(Dataset listings of figures)
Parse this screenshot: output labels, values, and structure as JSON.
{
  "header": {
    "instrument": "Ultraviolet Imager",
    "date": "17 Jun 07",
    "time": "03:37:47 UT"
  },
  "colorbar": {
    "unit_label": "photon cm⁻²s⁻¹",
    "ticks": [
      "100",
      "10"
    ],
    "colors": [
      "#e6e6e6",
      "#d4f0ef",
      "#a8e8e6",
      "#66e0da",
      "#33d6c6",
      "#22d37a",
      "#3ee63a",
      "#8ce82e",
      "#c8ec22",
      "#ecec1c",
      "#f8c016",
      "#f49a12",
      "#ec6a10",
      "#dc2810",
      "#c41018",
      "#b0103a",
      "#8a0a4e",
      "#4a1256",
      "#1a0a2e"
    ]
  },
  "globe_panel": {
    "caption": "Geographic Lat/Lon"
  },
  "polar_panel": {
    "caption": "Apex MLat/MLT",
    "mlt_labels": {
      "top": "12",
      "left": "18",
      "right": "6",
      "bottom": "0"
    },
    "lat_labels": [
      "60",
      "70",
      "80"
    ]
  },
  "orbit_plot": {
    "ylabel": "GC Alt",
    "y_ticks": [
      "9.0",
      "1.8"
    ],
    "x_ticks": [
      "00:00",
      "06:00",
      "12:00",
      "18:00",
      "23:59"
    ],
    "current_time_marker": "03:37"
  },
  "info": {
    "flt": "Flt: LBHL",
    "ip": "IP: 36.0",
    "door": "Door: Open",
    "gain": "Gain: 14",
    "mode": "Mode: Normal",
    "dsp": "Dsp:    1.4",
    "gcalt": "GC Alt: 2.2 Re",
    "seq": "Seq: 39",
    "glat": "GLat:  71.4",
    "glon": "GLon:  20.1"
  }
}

**Task to complete:** Write out the whole listing exactly.

**Exercise solution:**
Parse this screenshot: output labels, values, and structure as JSON.
{
  "header": {
    "instrument": "Ultraviolet Imager",
    "date": "17 Jun 07",
    "time": "03:37:47 UT"
  },
  "colorbar": {
    "unit_label": "photon cm⁻²s⁻¹",
    "ticks": [
      "100",
      "10"
    ],
    "colors": [
      "#e6e6e6",
      "#d4f0ef",
      "#a8e8e6",
      "#66e0da",
      "#33d6c6",
      "#22d37a",
      "#3ee63a",
      "#8ce82e",
      "#c8ec22",
      "#ecec1c",
      "#f8c016",
      "#f49a12",
      "#ec6a10",
      "#dc2810",
      "#c41018",
      "#b0103a",
      "#8a0a4e",
      "#4a1256",
      "#1a0a2e"
    ]
  },
  "globe_panel": {
    "caption": "Geographic Lat/Lon"
  },
  "polar_panel": {
    "caption": "Apex MLat/MLT",
    "mlt_labels": {
      "top": "12",
      "left": "18",
      "right": "6",
      "bottom": "0"
    },
    "lat_labels": [
      "60",
      "70",
      "80"
    ]
  },
  "orbit_plot": {
    "ylabel": "GC Alt",
    "y_ticks": [
      "9.0",
      "1.8"
    ],
    "x_ticks": [
      "00:00",
      "06:00",
      "12:00",
      "18:00",
      "23:59"
    ],
    "current_time_marker": "03:37"
  },
  "info": {
    "flt": "Flt: LBHL",
    "ip": "IP: 36.0",
    "door": "Door: Open",
    "gain": "Gain: 14",
    "mode": "Mode: Normal",
    "dsp": "Dsp:    1.4",
    "gcalt": "GC Alt: 2.2 Re",
    "seq": "Seq: 39",
    "glat": "GLat:  71.4",
    "glon": "GLon:  20.1"
  }
}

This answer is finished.